Source data
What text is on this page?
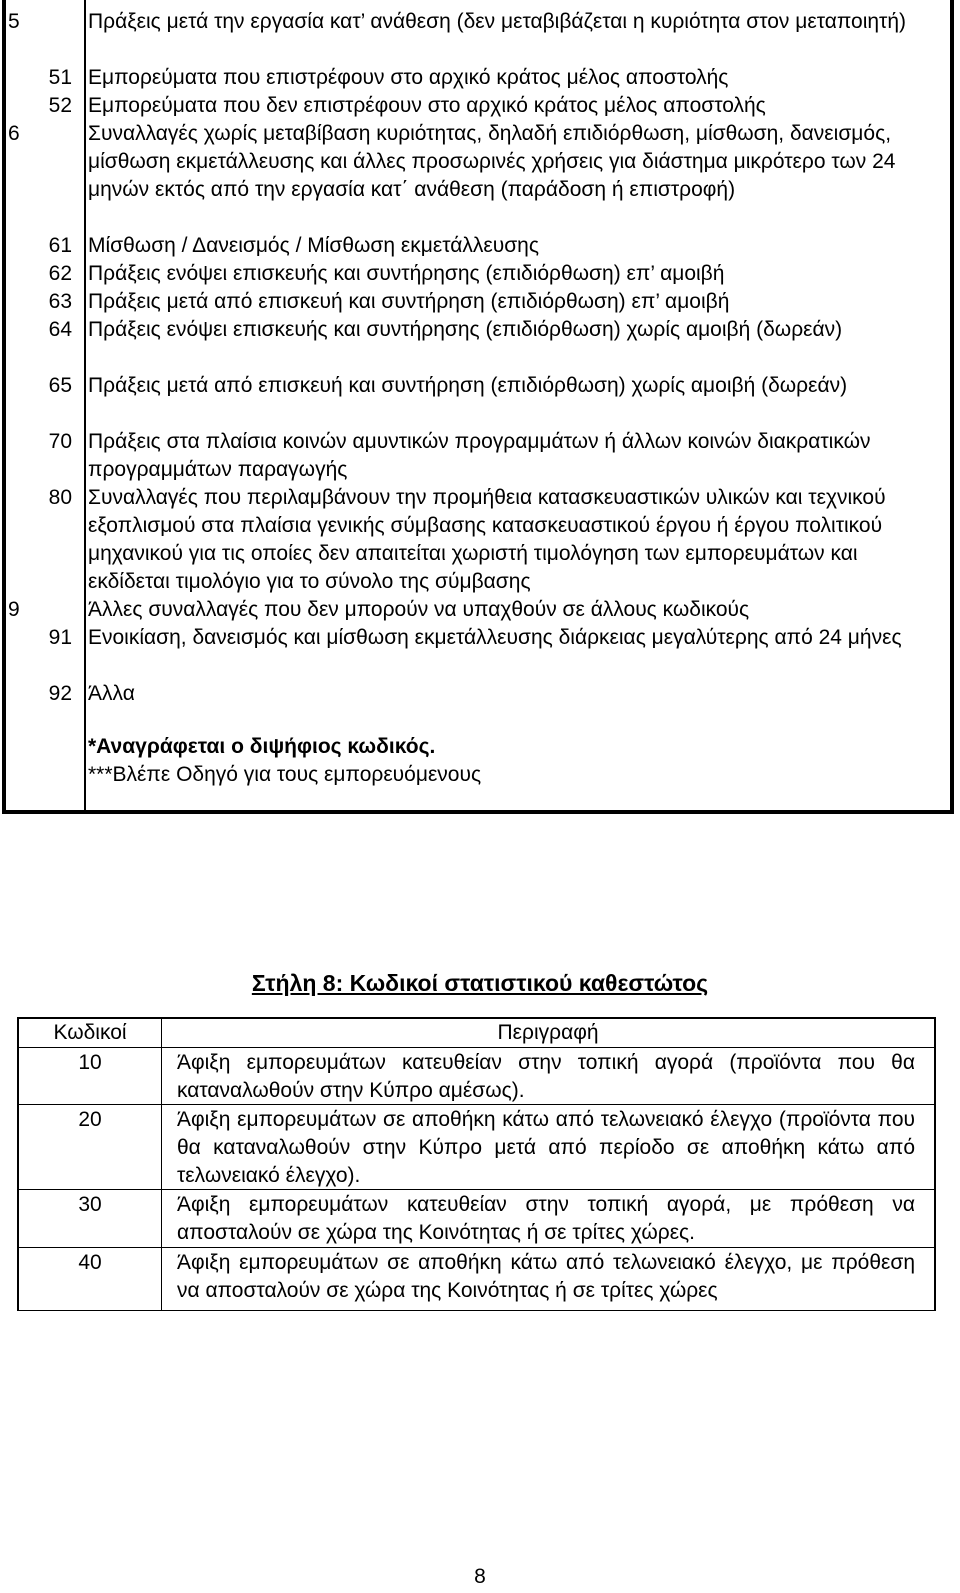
5	Πράξεις μετά την εργασία κατ’ ανάθεση (δεν μεταβιβάζεται η κυριότητα στον μεταποιητή)
51 Εμπορεύματα που επιστρέφουν στο αρχικό κράτος μέλος αποστολής
52 Εμπορεύματα που δεν επιστρέφουν στο αρχικό κράτος μέλος αποστολής
6	Συναλλαγές χωρίς μεταβίβαση κυριότητας, δηλαδή επιδιόρθωση, μίσθωση, δανεισμός, μίσθωση εκμετάλλευσης και άλλες προσωρινές χρήσεις για διάστημα μικρότερο των 24 μηνών εκτός από την εργασία κατ΄ ανάθεση (παράδοση ή επιστροφή)
61 Μίσθωση / Δανεισμός / Μίσθωση εκμετάλλευσης
62 Πράξεις ενόψει επισκευής και συντήρησης (επιδιόρθωση) επ’ αμοιβή
63 Πράξεις μετά από επισκευή και συντήρηση (επιδιόρθωση) επ’ αμοιβή
64 Πράξεις ενόψει επισκευής και συντήρησης (επιδιόρθωση) χωρίς αμοιβή (δωρεάν)
65 Πράξεις μετά από επισκευή και συντήρηση (επιδιόρθωση) χωρίς αμοιβή (δωρεάν)
70 Πράξεις στα πλαίσια κοινών αμυντικών προγραμμάτων ή άλλων κοινών διακρατικών προγραμμάτων παραγωγής
80 Συναλλαγές που περιλαμβάνουν την προμήθεια κατασκευαστικών υλικών και τεχνικού εξοπλισμού στα πλαίσια γενικής σύμβασης κατασκευαστικού έργου ή έργου πολιτικού μηχανικού για τις οποίες δεν απαιτείται χωριστή τιμολόγηση των εμπορευμάτων και εκδίδεται τιμολόγιο για το σύνολο της σύμβασης
9	Άλλες συναλλαγές που δεν μπορούν να υπαχθούν σε άλλους κωδικούς
91 Ενοικίαση, δανεισμός και μίσθωση εκμετάλλευσης διάρκειας μεγαλύτερης από 24 μήνες
92 Άλλα
*Αναγράφεται ο διψήφιος κωδικός.
***Βλέπε Οδηγό για τους εμπορευόμενους
Στήλη 8: Κωδικοί στατιστικού καθεστώτος
Κωδικοί	Περιγραφή
10	Άφιξη εμπορευμάτων κατευθείαν στην τοπική αγορά (προϊόντα που θα καταναλωθούν στην Κύπρο αμέσως).
20	Άφιξη εμπορευμάτων σε αποθήκη κάτω από τελωνειακό έλεγχο (προϊόντα που θα καταναλωθούν στην Κύπρο μετά από περίοδο σε αποθήκη κάτω από τελωνειακό έλεγχο).
30	Άφιξη εμπορευμάτων κατευθείαν στην τοπική αγορά, με πρόθεση να αποσταλούν σε χώρα της Κοινότητας ή σε τρίτες χώρες.
40	Άφιξη εμπορευμάτων σε αποθήκη κάτω από τελωνειακό έλεγχο, με πρόθεση να αποσταλούν σε χώρα της Κοινότητας ή σε τρίτες χώρες
8
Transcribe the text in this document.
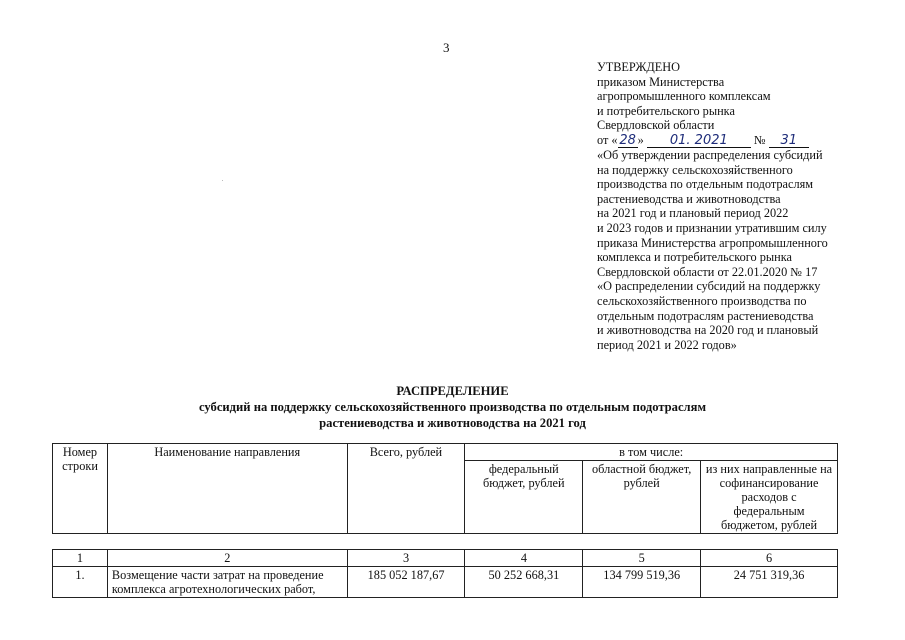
3
УТВЕРЖДЕНО
приказом Министерства
агропромышленного комплексам
и потребительского рынка
Свердловской области
от « 28 » 01. 2021 № 31
«Об утверждении распределения субсидий
на поддержку сельскохозяйственного
производства по отдельным подотраслям
растениеводства и животноводства
на 2021 год и плановый период 2022
и 2023 годов и признании утратившим силу
приказа Министерства агропромышленного
комплекса и потребительского рынка
Свердловской области от 22.01.2020 № 17
«О распределении субсидий на поддержку
сельскохозяйственного производства по
отдельным подотраслям растениеводства
и животноводства на 2020 год и плановый
период 2021 и 2022 годов»
РАСПРЕДЕЛЕНИЕ
субсидий на поддержку сельскохозяйственного производства по отдельным подотраслям
растениеводства и животноводства на 2021 год
Номер строки	Наименование направления	Всего, рублей	в том числе:		
			федеральный бюджет, рублей	областной бюджет, рублей	из них направленные на софинансирование расходов с федеральным бюджетом, рублей
1	2	3	4	5	6
1.	Возмещение части затрат на проведение комплекса агротехнологических работ,	185 052 187,67	50 252 668,31	134 799 519,36	24 751 319,36
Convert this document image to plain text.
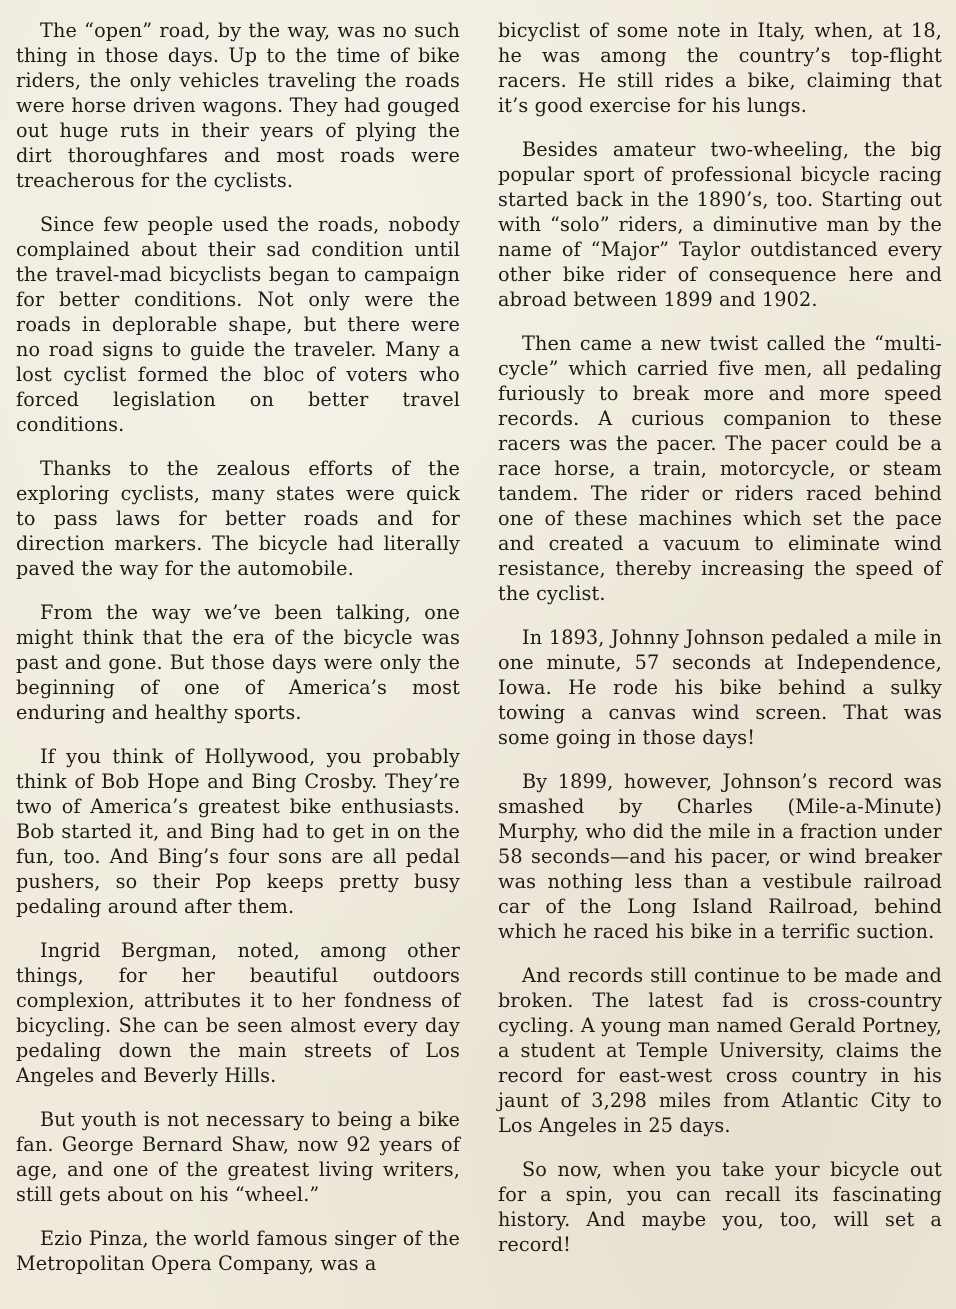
The “open” road, by the way, was no such thing in those days. Up to the time of bike riders, the only vehicles traveling the roads were horse driven wagons. They had gouged out huge ruts in their years of plying the dirt thoroughfares and most roads were treacherous for the cyclists.

Since few people used the roads, nobody complained about their sad condition until the travel-mad bicyclists began to campaign for better conditions. Not only were the roads in deplorable shape, but there were no road signs to guide the traveler. Many a lost cyclist formed the bloc of voters who forced legislation on better travel conditions.

Thanks to the zealous efforts of the exploring cyclists, many states were quick to pass laws for better roads and for direction markers. The bicycle had literally paved the way for the automobile.

From the way we’ve been talking, one might think that the era of the bicycle was past and gone. But those days were only the beginning of one of America’s most enduring and healthy sports.

If you think of Hollywood, you probably think of Bob Hope and Bing Crosby. They’re two of America’s greatest bike enthusiasts. Bob started it, and Bing had to get in on the fun, too. And Bing’s four sons are all pedal pushers, so their Pop keeps pretty busy pedaling around after them.

Ingrid Bergman, noted, among other things, for her beautiful outdoors complexion, attributes it to her fondness of bicycling. She can be seen almost every day pedaling down the main streets of Los Angeles and Beverly Hills.

But youth is not necessary to being a bike fan. George Bernard Shaw, now 92 years of age, and one of the greatest living writers, still gets about on his “wheel.”

Ezio Pinza, the world famous singer of the Metropolitan Opera Company, was a

bicyclist of some note in Italy, when, at 18, he was among the country’s top-flight racers. He still rides a bike, claiming that it’s good exercise for his lungs.

Besides amateur two-wheeling, the big popular sport of professional bicycle racing started back in the 1890’s, too. Starting out with “solo” riders, a diminutive man by the name of “Major” Taylor outdistanced every other bike rider of consequence here and abroad between 1899 and 1902.

Then came a new twist called the “multi-cycle” which carried five men, all pedaling furiously to break more and more speed records. A curious companion to these racers was the pacer. The pacer could be a race horse, a train, motorcycle, or steam tandem. The rider or riders raced behind one of these machines which set the pace and created a vacuum to eliminate wind resistance, thereby increasing the speed of the cyclist.

In 1893, Johnny Johnson pedaled a mile in one minute, 57 seconds at Independence, Iowa. He rode his bike behind a sulky towing a canvas wind screen. That was some going in those days!

By 1899, however, Johnson’s record was smashed by Charles (Mile-a-Minute) Murphy, who did the mile in a fraction under 58 seconds—and his pacer, or wind breaker was nothing less than a vestibule railroad car of the Long Island Railroad, behind which he raced his bike in a terrific suction.

And records still continue to be made and broken. The latest fad is cross-country cycling. A young man named Gerald Portney, a student at Temple University, claims the record for east-west cross country in his jaunt of 3,298 miles from Atlantic City to Los Angeles in 25 days.

So now, when you take your bicycle out for a spin, you can recall its fascinating history. And maybe you, too, will set a record!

* _Set task_: Set down every entry word for word, but omit the pictures.

* _Exercise output_:
What text is on this page?
5	Πράξεις μετά την εργασία κατ’ ανάθεση (δεν μεταβιβάζεται η κυριότητα στον μεταποιητή)
51 Εμπορεύματα που επιστρέφουν στο αρχικό κράτος μέλος αποστολής
52 Εμπορεύματα που δεν επιστρέφουν στο αρχικό κράτος μέλος αποστολής
6	Συναλλαγές χωρίς μεταβίβαση κυριότητας, δηλαδή επιδιόρθωση, μίσθωση, δανεισμός, μίσθωση εκμετάλλευσης και άλλες προσωρινές χρήσεις για διάστημα μικρότερο των 24 μηνών εκτός από την εργασία κατ΄ ανάθεση (παράδοση ή επιστροφή)
61 Μίσθωση / Δανεισμός / Μίσθωση εκμετάλλευσης
62 Πράξεις ενόψει επισκευής και συντήρησης (επιδιόρθωση) επ’ αμοιβή
63 Πράξεις μετά από επισκευή και συντήρηση (επιδιόρθωση) επ’ αμοιβή
64 Πράξεις ενόψει επισκευής και συντήρησης (επιδιόρθωση) χωρίς αμοιβή (δωρεάν)
65 Πράξεις μετά από επισκευή και συντήρηση (επιδιόρθωση) χωρίς αμοιβή (δωρεάν)
70 Πράξεις στα πλαίσια κοινών αμυντικών προγραμμάτων ή άλλων κοινών διακρατικών προγραμμάτων παραγωγής
80 Συναλλαγές που περιλαμβάνουν την προμήθεια κατασκευαστικών υλικών και τεχνικού εξοπλισμού στα πλαίσια γενικής σύμβασης κατασκευαστικού έργου ή έργου πολιτικού μηχανικού για τις οποίες δεν απαιτείται χωριστή τιμολόγηση των εμπορευμάτων και εκδίδεται τιμολόγιο για το σύνολο της σύμβασης
9	Άλλες συναλλαγές που δεν μπορούν να υπαχθούν σε άλλους κωδικούς
91 Ενοικίαση, δανεισμός και μίσθωση εκμετάλλευσης διάρκειας μεγαλύτερης από 24 μήνες
92 Άλλα
*Αναγράφεται ο διψήφιος κωδικός.
***Βλέπε Οδηγό για τους εμπορευόμενους
Στήλη 8: Κωδικοί στατιστικού καθεστώτος
Κωδικοί	Περιγραφή
10	Άφιξη εμπορευμάτων κατευθείαν στην τοπική αγορά (προϊόντα που θα καταναλωθούν στην Κύπρο αμέσως).
20	Άφιξη εμπορευμάτων σε αποθήκη κάτω από τελωνειακό έλεγχο (προϊόντα που θα καταναλωθούν στην Κύπρο μετά από περίοδο σε αποθήκη κάτω από τελωνειακό έλεγχο).
30	Άφιξη εμπορευμάτων κατευθείαν στην τοπική αγορά, με πρόθεση να αποσταλούν σε χώρα της Κοινότητας ή σε τρίτες χώρες.
40	Άφιξη εμπορευμάτων σε αποθήκη κάτω από τελωνειακό έλεγχο, με πρόθεση να αποσταλούν σε χώρα της Κοινότητας ή σε τρίτες χώρες
8
Transcribe the text in this document.
3
УТВЕРЖДЕНО
приказом Министерства
агропромышленного комплексам
и потребительского рынка
Свердловской области
от « 28 » 01. 2021 № 31
«Об утверждении распределения субсидий
на поддержку сельскохозяйственного
производства по отдельным подотраслям
растениеводства и животноводства
на 2021 год и плановый период 2022
и 2023 годов и признании утратившим силу
приказа Министерства агропромышленного
комплекса и потребительского рынка
Свердловской области от 22.01.2020 № 17
«О распределении субсидий на поддержку
сельскохозяйственного производства по
отдельным подотраслям растениеводства
и животноводства на 2020 год и плановый
период 2021 и 2022 годов»
РАСПРЕДЕЛЕНИЕ
субсидий на поддержку сельскохозяйственного производства по отдельным подотраслям
растениеводства и животноводства на 2021 год
Номер строки	Наименование направления	Всего, рублей	в том числе:		
			федеральный бюджет, рублей	областной бюджет, рублей	из них направленные на софинансирование расходов с федеральным бюджетом, рублей
1	2	3	4	5	6
1.	Возмещение части затрат на проведение комплекса агротехнологических работ,	185 052 187,67	50 252 668,31	134 799 519,36	24 751 319,36
Convert this document image to plain text.
The “open” road, by the way, was no such thing in those days. Up to the time of bike riders, the only vehicles traveling the roads were horse driven wagons. They had gouged out huge ruts in their years of plying the dirt thoroughfares and most roads were treacherous for the cyclists.

Since few people used the roads, nobody complained about their sad condition until the travel-mad bicyclists began to campaign for better conditions. Not only were the roads in deplorable shape, but there were no road signs to guide the traveler. Many a lost cyclist formed the bloc of voters who forced legislation on better travel conditions.

Thanks to the zealous efforts of the exploring cyclists, many states were quick to pass laws for better roads and for direction markers. The bicycle had literally paved the way for the automobile.

From the way we’ve been talking, one might think that the era of the bicycle was past and gone. But those days were only the beginning of one of America’s most enduring and healthy sports.

If you think of Hollywood, you probably think of Bob Hope and Bing Crosby. They’re two of America’s greatest bike enthusiasts. Bob started it, and Bing had to get in on the fun, too. And Bing’s four sons are all pedal pushers, so their Pop keeps pretty busy pedaling around after them.

Ingrid Bergman, noted, among other things, for her beautiful outdoors complexion, attributes it to her fondness of bicycling. She can be seen almost every day pedaling down the main streets of Los Angeles and Beverly Hills.

But youth is not necessary to being a bike fan. George Bernard Shaw, now 92 years of age, and one of the greatest living writers, still gets about on his “wheel.”

Ezio Pinza, the world famous singer of the Metropolitan Opera Company, was a

bicyclist of some note in Italy, when, at 18, he was among the country’s top-flight racers. He still rides a bike, claiming that it’s good exercise for his lungs.

Besides amateur two-wheeling, the big popular sport of professional bicycle racing started back in the 1890’s, too. Starting out with “solo” riders, a diminutive man by the name of “Major” Taylor outdistanced every other bike rider of consequence here and abroad between 1899 and 1902.

Then came a new twist called the “multi-cycle” which carried five men, all pedaling furiously to break more and more speed records. A curious companion to these racers was the pacer. The pacer could be a race horse, a train, motorcycle, or steam tandem. The rider or riders raced behind one of these machines which set the pace and created a vacuum to eliminate wind resistance, thereby increasing the speed of the cyclist.

In 1893, Johnny Johnson pedaled a mile in one minute, 57 seconds at Independence, Iowa. He rode his bike behind a sulky towing a canvas wind screen. That was some going in those days!

By 1899, however, Johnson’s record was smashed by Charles (Mile-a-Minute) Murphy, who did the mile in a fraction under 58 seconds—and his pacer, or wind breaker was nothing less than a vestibule railroad car of the Long Island Railroad, behind which he raced his bike in a terrific suction.

And records still continue to be made and broken. The latest fad is cross-country cycling. A young man named Gerald Portney, a student at Temple University, claims the record for east-west cross country in his jaunt of 3,298 miles from Atlantic City to Los Angeles in 25 days.

So now, when you take your bicycle out for a spin, you can recall its fascinating history. And maybe you, too, will set a record!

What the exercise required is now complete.